WHAT NEEDS TO BE DONE: Reproduce all records exactly.

--- start PROVIDED INFORMATION ---

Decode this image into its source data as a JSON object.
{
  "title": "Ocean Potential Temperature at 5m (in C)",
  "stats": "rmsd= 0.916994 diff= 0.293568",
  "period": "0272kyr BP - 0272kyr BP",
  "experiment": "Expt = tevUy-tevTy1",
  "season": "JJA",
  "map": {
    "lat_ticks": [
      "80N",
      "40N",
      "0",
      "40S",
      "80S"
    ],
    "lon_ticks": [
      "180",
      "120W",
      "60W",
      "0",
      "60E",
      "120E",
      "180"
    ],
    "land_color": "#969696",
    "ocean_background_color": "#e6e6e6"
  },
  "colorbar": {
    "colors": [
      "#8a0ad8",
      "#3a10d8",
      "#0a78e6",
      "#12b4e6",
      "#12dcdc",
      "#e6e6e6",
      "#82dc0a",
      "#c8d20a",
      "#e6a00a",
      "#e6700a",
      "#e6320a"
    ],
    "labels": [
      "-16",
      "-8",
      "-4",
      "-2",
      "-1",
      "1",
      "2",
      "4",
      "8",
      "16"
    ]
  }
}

--- end PROVIDED INFORMATION ---

COMPLETE RESPONSE:
Decode this image into its source data as a JSON object.
{
  "title": "Ocean Potential Temperature at 5m (in C)",
  "stats": "rmsd= 0.916994 diff= 0.293568",
  "period": "0272kyr BP - 0272kyr BP",
  "experiment": "Expt = tevUy-tevTy1",
  "season": "JJA",
  "map": {
    "lat_ticks": [
      "80N",
      "40N",
      "0",
      "40S",
      "80S"
    ],
    "lon_ticks": [
      "180",
      "120W",
      "60W",
      "0",
      "60E",
      "120E",
      "180"
    ],
    "land_color": "#969696",
    "ocean_background_color": "#e6e6e6"
  },
  "colorbar": {
    "colors": [
      "#8a0ad8",
      "#3a10d8",
      "#0a78e6",
      "#12b4e6",
      "#12dcdc",
      "#e6e6e6",
      "#82dc0a",
      "#c8d20a",
      "#e6a00a",
      "#e6700a",
      "#e6320a"
    ],
    "labels": [
      "-16",
      "-8",
      "-4",
      "-2",
      "-1",
      "1",
      "2",
      "4",
      "8",
      "16"
    ]
  }
}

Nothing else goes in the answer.